··· Input rows ···

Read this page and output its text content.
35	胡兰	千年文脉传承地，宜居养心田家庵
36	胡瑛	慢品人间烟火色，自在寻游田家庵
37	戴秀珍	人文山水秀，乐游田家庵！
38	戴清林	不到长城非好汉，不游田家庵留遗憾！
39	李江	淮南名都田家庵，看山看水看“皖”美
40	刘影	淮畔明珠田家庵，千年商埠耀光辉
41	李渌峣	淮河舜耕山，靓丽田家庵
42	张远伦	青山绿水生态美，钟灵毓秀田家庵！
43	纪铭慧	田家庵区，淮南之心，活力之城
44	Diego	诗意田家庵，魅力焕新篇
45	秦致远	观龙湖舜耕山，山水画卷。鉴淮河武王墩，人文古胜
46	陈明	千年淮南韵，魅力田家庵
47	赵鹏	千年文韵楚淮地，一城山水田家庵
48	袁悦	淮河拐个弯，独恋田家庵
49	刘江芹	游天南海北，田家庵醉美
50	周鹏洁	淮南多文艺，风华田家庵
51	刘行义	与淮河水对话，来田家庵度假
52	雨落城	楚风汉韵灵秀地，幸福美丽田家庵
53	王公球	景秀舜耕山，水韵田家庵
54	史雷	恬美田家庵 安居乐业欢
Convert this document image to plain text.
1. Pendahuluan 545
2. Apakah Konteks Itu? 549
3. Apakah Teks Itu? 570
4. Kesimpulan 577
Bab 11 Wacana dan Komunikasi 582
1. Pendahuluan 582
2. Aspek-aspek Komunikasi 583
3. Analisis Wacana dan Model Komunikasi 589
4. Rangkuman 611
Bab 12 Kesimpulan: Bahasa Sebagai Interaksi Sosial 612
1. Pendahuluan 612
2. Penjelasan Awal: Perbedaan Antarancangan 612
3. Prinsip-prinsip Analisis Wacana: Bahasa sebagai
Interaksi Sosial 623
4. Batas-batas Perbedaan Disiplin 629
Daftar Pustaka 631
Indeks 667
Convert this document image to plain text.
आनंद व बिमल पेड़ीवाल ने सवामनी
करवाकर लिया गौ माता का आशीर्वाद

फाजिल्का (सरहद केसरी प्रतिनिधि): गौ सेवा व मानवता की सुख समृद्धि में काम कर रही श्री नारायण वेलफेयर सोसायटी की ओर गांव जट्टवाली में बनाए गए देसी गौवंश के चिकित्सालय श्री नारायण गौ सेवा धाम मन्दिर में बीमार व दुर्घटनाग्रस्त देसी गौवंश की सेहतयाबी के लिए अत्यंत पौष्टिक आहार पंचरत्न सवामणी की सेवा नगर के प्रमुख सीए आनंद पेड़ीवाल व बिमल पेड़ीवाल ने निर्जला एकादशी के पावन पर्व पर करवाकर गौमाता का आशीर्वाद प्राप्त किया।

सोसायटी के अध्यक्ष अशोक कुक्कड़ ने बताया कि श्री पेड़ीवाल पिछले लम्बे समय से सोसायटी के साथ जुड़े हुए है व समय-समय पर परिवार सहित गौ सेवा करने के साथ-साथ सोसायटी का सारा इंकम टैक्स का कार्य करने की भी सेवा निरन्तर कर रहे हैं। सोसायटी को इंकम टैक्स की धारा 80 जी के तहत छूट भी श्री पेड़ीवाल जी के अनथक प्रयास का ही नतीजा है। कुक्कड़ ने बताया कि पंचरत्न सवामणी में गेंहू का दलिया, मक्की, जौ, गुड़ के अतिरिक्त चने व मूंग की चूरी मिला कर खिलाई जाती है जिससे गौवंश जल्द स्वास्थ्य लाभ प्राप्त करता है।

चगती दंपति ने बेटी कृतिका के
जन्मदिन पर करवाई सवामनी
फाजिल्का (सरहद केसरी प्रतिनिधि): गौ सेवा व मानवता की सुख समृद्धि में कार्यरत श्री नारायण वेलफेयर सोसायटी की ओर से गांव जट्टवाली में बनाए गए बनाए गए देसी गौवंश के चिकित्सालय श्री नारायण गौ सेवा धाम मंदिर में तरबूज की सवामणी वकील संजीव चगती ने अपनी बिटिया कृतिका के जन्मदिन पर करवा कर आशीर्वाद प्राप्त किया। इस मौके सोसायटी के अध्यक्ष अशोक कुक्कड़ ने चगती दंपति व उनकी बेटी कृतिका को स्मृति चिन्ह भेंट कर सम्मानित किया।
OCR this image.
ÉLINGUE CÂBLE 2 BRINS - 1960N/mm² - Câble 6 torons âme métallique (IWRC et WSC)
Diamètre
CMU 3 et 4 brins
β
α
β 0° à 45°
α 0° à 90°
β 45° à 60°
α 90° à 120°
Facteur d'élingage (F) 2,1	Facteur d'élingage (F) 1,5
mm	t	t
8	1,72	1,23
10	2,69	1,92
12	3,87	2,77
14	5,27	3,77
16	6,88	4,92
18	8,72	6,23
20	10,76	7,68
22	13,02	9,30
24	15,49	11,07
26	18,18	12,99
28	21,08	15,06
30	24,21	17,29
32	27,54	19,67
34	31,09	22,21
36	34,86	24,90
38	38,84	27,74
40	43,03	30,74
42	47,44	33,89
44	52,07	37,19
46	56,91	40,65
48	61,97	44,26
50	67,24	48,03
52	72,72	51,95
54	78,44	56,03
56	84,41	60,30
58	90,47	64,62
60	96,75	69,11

···

**Given problem**
Retype all of the material, keeping each line exact.

**Exercise response**
Read this page and output its text content.
35	胡兰	千年文脉传承地，宜居养心田家庵
36	胡瑛	慢品人间烟火色，自在寻游田家庵
37	戴秀珍	人文山水秀，乐游田家庵！
38	戴清林	不到长城非好汉，不游田家庵留遗憾！
39	李江	淮南名都田家庵，看山看水看“皖”美
40	刘影	淮畔明珠田家庵，千年商埠耀光辉
41	李渌峣	淮河舜耕山，靓丽田家庵
42	张远伦	青山绿水生态美，钟灵毓秀田家庵！
43	纪铭慧	田家庵区，淮南之心，活力之城
44	Diego	诗意田家庵，魅力焕新篇
45	秦致远	观龙湖舜耕山，山水画卷。鉴淮河武王墩，人文古胜
46	陈明	千年淮南韵，魅力田家庵
47	赵鹏	千年文韵楚淮地，一城山水田家庵
48	袁悦	淮河拐个弯，独恋田家庵
49	刘江芹	游天南海北，田家庵醉美
50	周鹏洁	淮南多文艺，风华田家庵
51	刘行义	与淮河水对话，来田家庵度假
52	雨落城	楚风汉韵灵秀地，幸福美丽田家庵
53	王公球	景秀舜耕山，水韵田家庵
54	史雷	恬美田家庵 安居乐业欢
Convert this document image to plain text.
1. Pendahuluan 545
2. Apakah Konteks Itu? 549
3. Apakah Teks Itu? 570
4. Kesimpulan 577
Bab 11 Wacana dan Komunikasi 582
1. Pendahuluan 582
2. Aspek-aspek Komunikasi 583
3. Analisis Wacana dan Model Komunikasi 589
4. Rangkuman 611
Bab 12 Kesimpulan: Bahasa Sebagai Interaksi Sosial 612
1. Pendahuluan 612
2. Penjelasan Awal: Perbedaan Antarancangan 612
3. Prinsip-prinsip Analisis Wacana: Bahasa sebagai
Interaksi Sosial 623
4. Batas-batas Perbedaan Disiplin 629
Daftar Pustaka 631
Indeks 667
Convert this document image to plain text.
आनंद व बिमल पेड़ीवाल ने सवामनी
करवाकर लिया गौ माता का आशीर्वाद

फाजिल्का (सरहद केसरी प्रतिनिधि): गौ सेवा व मानवता की सुख समृद्धि में काम कर रही श्री नारायण वेलफेयर सोसायटी की ओर गांव जट्टवाली में बनाए गए देसी गौवंश के चिकित्सालय श्री नारायण गौ सेवा धाम मन्दिर में बीमार व दुर्घटनाग्रस्त देसी गौवंश की सेहतयाबी के लिए अत्यंत पौष्टिक आहार पंचरत्न सवामणी की सेवा नगर के प्रमुख सीए आनंद पेड़ीवाल व बिमल पेड़ीवाल ने निर्जला एकादशी के पावन पर्व पर करवाकर गौमाता का आशीर्वाद प्राप्त किया।

सोसायटी के अध्यक्ष अशोक कुक्कड़ ने बताया कि श्री पेड़ीवाल पिछले लम्बे समय से सोसायटी के साथ जुड़े हुए है व समय-समय पर परिवार सहित गौ सेवा करने के साथ-साथ सोसायटी का सारा इंकम टैक्स का कार्य करने की भी सेवा निरन्तर कर रहे हैं। सोसायटी को इंकम टैक्स की धारा 80 जी के तहत छूट भी श्री पेड़ीवाल जी के अनथक प्रयास का ही नतीजा है। कुक्कड़ ने बताया कि पंचरत्न सवामणी में गेंहू का दलिया, मक्की, जौ, गुड़ के अतिरिक्त चने व मूंग की चूरी मिला कर खिलाई जाती है जिससे गौवंश जल्द स्वास्थ्य लाभ प्राप्त करता है।

चगती दंपति ने बेटी कृतिका के
जन्मदिन पर करवाई सवामनी
फाजिल्का (सरहद केसरी प्रतिनिधि): गौ सेवा व मानवता की सुख समृद्धि में कार्यरत श्री नारायण वेलफेयर सोसायटी की ओर से गांव जट्टवाली में बनाए गए बनाए गए देसी गौवंश के चिकित्सालय श्री नारायण गौ सेवा धाम मंदिर में तरबूज की सवामणी वकील संजीव चगती ने अपनी बिटिया कृतिका के जन्मदिन पर करवा कर आशीर्वाद प्राप्त किया। इस मौके सोसायटी के अध्यक्ष अशोक कुक्कड़ ने चगती दंपति व उनकी बेटी कृतिका को स्मृति चिन्ह भेंट कर सम्मानित किया।
OCR this image.
ÉLINGUE CÂBLE 2 BRINS - 1960N/mm² - Câble 6 torons âme métallique (IWRC et WSC)
Diamètre
CMU 3 et 4 brins
β
α
β 0° à 45°
α 0° à 90°
β 45° à 60°
α 90° à 120°
Facteur d'élingage (F) 2,1	Facteur d'élingage (F) 1,5
mm	t	t
8	1,72	1,23
10	2,69	1,92
12	3,87	2,77
14	5,27	3,77
16	6,88	4,92
18	8,72	6,23
20	10,76	7,68
22	13,02	9,30
24	15,49	11,07
26	18,18	12,99
28	21,08	15,06
30	24,21	17,29
32	27,54	19,67
34	31,09	22,21
36	34,86	24,90
38	38,84	27,74
40	43,03	30,74
42	47,44	33,89
44	52,07	37,19
46	56,91	40,65
48	61,97	44,26
50	67,24	48,03
52	72,72	51,95
54	78,44	56,03
56	84,41	60,30
58	90,47	64,62
60	96,75	69,11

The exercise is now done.